• _Entries taken from a collection_:

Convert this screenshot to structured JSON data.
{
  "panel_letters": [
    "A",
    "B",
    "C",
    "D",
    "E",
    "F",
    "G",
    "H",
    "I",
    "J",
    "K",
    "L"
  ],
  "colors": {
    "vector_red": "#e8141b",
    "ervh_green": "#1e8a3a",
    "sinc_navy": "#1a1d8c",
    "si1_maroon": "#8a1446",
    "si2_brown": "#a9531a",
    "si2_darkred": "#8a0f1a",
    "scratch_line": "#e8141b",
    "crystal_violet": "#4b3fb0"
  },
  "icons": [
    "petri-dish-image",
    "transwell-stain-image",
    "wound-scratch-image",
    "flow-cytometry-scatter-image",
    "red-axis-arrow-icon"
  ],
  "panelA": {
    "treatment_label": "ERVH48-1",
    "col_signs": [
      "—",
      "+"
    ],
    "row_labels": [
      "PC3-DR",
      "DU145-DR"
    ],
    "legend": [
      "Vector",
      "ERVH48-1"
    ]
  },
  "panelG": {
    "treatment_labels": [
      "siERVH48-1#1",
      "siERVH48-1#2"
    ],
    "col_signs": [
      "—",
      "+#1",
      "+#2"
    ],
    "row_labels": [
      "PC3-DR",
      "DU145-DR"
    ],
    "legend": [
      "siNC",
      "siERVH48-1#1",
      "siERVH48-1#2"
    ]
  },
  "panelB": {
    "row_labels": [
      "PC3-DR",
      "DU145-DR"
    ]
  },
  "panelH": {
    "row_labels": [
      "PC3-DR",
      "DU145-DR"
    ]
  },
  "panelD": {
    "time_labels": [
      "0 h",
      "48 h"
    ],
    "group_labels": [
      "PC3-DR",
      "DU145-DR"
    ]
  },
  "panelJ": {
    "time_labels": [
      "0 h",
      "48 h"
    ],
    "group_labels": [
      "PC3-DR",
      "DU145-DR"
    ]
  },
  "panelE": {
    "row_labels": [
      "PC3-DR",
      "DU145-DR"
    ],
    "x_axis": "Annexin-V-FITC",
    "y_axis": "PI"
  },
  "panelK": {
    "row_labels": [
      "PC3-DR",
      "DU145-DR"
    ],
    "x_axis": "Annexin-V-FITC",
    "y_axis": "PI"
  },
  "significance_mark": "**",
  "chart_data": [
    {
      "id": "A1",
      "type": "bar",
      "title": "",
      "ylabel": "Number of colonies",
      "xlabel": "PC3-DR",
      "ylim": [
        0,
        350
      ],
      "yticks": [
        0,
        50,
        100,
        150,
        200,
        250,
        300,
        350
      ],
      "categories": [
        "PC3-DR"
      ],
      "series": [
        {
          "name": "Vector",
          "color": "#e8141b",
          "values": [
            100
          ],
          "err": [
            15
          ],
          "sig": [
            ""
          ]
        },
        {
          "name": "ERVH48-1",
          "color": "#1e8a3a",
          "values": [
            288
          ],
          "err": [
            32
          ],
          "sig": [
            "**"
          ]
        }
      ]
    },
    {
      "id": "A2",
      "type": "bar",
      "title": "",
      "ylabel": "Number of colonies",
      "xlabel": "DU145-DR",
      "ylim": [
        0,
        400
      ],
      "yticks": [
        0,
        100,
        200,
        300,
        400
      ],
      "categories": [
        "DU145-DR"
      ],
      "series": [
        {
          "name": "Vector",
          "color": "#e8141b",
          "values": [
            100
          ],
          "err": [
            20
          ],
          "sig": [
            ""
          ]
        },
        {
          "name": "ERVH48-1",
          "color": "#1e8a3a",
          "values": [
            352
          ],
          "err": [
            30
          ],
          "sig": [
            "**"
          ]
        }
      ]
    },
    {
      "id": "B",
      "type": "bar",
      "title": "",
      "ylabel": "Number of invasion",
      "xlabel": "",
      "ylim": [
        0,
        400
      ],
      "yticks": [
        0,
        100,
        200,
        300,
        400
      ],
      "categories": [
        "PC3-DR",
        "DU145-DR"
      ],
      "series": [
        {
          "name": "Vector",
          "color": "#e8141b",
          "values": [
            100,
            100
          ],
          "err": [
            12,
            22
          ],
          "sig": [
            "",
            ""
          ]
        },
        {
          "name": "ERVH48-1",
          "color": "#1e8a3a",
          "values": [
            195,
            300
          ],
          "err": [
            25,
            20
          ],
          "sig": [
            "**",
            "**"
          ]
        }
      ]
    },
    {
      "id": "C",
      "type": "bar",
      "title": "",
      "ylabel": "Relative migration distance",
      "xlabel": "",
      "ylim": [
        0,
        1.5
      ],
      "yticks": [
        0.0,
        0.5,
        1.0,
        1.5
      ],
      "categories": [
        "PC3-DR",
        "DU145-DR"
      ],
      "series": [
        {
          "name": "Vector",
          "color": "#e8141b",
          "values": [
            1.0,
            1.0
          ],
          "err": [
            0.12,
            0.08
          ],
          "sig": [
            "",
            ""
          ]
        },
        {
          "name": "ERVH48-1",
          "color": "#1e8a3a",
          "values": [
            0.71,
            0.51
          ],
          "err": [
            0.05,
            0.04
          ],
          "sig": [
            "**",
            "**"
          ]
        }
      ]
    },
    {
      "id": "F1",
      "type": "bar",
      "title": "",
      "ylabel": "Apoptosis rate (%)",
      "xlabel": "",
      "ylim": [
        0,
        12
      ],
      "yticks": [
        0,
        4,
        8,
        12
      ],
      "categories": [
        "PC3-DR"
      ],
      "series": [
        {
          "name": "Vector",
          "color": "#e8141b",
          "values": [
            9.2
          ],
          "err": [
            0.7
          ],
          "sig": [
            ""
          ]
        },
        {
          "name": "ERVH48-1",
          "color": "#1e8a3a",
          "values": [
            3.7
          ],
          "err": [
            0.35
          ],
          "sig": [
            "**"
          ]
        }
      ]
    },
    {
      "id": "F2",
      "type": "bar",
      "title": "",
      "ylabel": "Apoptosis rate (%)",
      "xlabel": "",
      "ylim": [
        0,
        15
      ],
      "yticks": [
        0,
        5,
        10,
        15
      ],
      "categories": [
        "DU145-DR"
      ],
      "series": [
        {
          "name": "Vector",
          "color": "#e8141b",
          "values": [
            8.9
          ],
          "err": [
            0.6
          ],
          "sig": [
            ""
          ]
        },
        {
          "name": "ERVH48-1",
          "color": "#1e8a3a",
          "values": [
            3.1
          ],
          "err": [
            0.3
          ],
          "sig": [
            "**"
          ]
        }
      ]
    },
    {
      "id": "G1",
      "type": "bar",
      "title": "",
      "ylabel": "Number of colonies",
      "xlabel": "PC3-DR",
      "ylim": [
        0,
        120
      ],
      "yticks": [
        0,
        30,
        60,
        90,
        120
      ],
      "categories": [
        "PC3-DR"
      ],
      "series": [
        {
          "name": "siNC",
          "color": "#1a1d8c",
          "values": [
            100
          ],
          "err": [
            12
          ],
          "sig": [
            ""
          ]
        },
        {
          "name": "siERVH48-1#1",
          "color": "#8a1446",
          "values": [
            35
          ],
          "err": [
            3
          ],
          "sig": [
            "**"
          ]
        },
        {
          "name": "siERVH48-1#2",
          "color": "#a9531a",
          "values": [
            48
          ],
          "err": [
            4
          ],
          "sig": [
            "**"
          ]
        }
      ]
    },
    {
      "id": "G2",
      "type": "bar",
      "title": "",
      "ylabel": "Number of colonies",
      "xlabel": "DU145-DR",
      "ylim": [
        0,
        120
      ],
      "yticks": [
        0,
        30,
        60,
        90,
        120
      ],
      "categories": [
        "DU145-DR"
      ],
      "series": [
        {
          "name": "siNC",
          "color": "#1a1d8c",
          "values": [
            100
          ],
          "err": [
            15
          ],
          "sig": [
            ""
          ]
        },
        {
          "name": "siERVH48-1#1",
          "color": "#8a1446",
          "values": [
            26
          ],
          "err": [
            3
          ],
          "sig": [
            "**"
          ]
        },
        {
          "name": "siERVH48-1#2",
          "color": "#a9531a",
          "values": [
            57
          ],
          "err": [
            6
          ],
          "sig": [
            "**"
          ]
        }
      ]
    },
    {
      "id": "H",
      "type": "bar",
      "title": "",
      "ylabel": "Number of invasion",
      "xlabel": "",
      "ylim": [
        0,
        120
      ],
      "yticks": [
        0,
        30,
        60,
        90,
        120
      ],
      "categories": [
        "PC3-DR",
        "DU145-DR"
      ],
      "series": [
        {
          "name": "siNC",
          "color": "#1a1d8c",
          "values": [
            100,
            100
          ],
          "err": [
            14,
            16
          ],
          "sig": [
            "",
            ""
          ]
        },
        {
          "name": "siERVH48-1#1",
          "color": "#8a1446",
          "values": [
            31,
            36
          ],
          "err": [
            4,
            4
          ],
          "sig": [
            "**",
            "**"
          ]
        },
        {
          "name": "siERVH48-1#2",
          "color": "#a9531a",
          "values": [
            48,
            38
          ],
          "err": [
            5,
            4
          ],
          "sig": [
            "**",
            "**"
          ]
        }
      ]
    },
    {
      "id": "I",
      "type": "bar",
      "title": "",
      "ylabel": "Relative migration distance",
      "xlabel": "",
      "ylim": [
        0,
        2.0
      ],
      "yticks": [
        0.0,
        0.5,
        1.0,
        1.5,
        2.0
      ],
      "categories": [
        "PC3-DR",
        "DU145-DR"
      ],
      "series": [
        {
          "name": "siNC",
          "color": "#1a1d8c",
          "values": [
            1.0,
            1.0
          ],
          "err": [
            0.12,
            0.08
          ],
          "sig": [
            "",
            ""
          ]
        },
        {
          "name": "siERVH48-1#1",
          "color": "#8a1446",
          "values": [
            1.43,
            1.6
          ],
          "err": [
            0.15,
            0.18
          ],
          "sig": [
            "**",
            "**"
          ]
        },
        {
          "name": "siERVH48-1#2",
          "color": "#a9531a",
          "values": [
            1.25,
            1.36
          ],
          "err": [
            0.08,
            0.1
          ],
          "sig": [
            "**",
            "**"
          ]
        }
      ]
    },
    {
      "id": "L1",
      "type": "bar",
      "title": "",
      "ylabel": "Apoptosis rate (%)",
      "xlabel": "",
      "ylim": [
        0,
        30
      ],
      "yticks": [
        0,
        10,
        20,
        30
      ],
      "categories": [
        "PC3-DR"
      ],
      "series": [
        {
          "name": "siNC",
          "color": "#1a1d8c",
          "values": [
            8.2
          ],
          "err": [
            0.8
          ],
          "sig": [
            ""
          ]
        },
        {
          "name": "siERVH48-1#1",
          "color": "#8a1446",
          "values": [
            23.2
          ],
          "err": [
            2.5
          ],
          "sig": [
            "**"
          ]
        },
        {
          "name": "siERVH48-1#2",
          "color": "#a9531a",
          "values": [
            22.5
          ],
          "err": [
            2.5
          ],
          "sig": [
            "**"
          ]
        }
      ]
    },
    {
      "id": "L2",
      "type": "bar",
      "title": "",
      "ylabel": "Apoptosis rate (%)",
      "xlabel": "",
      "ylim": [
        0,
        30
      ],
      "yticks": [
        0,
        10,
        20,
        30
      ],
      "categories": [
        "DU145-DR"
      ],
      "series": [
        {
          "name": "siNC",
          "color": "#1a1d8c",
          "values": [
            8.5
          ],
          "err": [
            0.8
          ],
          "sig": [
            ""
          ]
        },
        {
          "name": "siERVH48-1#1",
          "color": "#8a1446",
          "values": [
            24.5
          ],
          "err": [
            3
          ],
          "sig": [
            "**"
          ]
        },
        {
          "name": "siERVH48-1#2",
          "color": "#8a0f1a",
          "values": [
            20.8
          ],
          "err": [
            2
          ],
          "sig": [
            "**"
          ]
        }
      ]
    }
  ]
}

• _Task objective_: Write out every line of the preceding listing that contains "image".

• _Final answer_:
    "petri-dish-image",
    "transwell-stain-image",
    "wound-scratch-image",
    "flow-cytometry-scatter-image",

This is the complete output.